Task prompt: Copy every line of the following data that includes the string "ayudadita".

Material provided:
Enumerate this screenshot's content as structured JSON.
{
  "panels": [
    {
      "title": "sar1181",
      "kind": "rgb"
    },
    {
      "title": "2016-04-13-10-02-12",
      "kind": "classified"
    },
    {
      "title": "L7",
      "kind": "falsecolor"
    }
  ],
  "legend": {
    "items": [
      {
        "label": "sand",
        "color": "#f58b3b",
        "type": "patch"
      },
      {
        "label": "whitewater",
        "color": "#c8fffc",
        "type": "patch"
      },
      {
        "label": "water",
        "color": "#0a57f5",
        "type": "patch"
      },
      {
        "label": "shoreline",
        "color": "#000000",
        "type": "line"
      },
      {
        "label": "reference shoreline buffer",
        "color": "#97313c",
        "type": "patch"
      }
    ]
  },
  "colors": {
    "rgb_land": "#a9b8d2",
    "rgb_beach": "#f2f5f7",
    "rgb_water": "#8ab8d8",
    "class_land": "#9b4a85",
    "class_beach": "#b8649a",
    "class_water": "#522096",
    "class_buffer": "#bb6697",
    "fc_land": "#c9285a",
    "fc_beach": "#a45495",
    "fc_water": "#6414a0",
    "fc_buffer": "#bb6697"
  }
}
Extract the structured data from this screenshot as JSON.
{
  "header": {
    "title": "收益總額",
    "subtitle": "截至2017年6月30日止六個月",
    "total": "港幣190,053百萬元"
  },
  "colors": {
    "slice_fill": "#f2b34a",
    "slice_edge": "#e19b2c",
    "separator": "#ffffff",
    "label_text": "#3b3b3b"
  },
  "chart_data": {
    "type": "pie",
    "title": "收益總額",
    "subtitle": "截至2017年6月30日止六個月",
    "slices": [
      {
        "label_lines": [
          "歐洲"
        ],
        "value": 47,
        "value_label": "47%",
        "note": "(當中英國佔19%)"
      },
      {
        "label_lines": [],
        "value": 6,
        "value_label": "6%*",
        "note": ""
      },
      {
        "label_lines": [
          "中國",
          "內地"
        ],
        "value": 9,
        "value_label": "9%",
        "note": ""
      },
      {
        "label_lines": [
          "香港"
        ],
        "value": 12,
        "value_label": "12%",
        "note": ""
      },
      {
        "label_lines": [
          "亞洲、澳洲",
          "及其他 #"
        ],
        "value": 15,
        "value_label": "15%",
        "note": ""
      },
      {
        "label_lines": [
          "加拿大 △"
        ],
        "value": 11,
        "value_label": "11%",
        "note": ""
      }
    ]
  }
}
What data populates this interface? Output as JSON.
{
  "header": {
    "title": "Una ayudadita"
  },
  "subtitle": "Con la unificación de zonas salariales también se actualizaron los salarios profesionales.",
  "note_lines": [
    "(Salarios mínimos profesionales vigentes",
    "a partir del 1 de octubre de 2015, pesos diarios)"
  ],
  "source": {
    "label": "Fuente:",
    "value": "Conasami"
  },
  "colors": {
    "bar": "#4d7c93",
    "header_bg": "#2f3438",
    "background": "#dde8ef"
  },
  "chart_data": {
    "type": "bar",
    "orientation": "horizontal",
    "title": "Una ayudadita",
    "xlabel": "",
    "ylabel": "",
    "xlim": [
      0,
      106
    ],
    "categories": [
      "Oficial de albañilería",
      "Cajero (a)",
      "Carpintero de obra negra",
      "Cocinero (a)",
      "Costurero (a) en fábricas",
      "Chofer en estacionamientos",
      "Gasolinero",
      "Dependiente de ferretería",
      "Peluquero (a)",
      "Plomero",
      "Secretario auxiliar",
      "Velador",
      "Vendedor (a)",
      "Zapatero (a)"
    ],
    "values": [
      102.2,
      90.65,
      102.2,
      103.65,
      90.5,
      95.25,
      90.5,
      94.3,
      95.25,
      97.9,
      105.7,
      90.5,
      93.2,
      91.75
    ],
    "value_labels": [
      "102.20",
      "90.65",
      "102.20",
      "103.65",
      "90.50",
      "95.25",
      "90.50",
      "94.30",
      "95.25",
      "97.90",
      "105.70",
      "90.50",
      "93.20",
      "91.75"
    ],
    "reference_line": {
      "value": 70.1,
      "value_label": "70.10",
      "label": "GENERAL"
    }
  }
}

Response:
    "title": "Una ayudadita"
    "title": "Una ayudadita",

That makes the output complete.